▸ What you have to do
Transcribe the data in full and exactly, omitting any pictures.

Dataset entries:

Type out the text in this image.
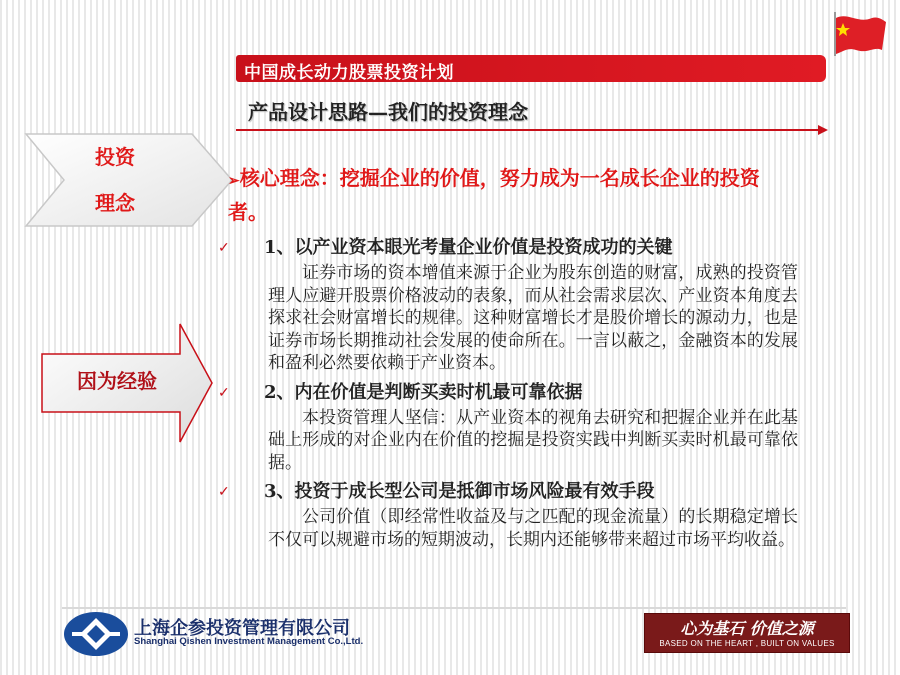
中国成长动力股票投资计划
产品设计思路—我们的投资理念
投资
理念
因为经验
➢核心理念：挖掘企业的价值，努力成为一名成长企业的投资者。
✓ 1、以产业资本眼光考量企业价值是投资成功的关键
证券市场的资本增值来源于企业为股东创造的财富，成熟的投资管理人应避开股票价格波动的表象，而从社会需求层次、产业资本角度去探求社会财富增长的规律。这种财富增长才是股价增长的源动力，也是证券市场长期推动社会发展的使命所在。一言以蔽之，金融资本的发展和盈利必然要依赖于产业资本。
✓ 2、内在价值是判断买卖时机最可靠依据
本投资管理人坚信：从产业资本的视角去研究和把握企业并在此基础上形成的对企业内在价值的挖掘是投资实践中判断买卖时机最可靠依据。
✓ 3、投资于成长型公司是抵御市场风险最有效手段
公司价值（即经常性收益及与之匹配的现金流量）的长期稳定增长不仅可以规避市场的短期波动，长期内还能够带来超过市场平均收益。
上海企参投资管理有限公司
Shanghai Qishen Investment Management Co.,Ltd.
心为基石 价值之源
BASED ON THE HEART , BUILT ON VALUES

▸ Reply to the task
Type out the text in this image.
中国成长动力股票投资计划
产品设计思路—我们的投资理念
投资
理念
因为经验
➢核心理念：挖掘企业的价值，努力成为一名成长企业的投资者。
✓ 1、以产业资本眼光考量企业价值是投资成功的关键
证券市场的资本增值来源于企业为股东创造的财富，成熟的投资管理人应避开股票价格波动的表象，而从社会需求层次、产业资本角度去探求社会财富增长的规律。这种财富增长才是股价增长的源动力，也是证券市场长期推动社会发展的使命所在。一言以蔽之，金融资本的发展和盈利必然要依赖于产业资本。
✓ 2、内在价值是判断买卖时机最可靠依据
本投资管理人坚信：从产业资本的视角去研究和把握企业并在此基础上形成的对企业内在价值的挖掘是投资实践中判断买卖时机最可靠依据。
✓ 3、投资于成长型公司是抵御市场风险最有效手段
公司价值（即经常性收益及与之匹配的现金流量）的长期稳定增长不仅可以规避市场的短期波动，长期内还能够带来超过市场平均收益。
上海企参投资管理有限公司
Shanghai Qishen Investment Management Co.,Ltd.
心为基石 价值之源
BASED ON THE HEART , BUILT ON VALUES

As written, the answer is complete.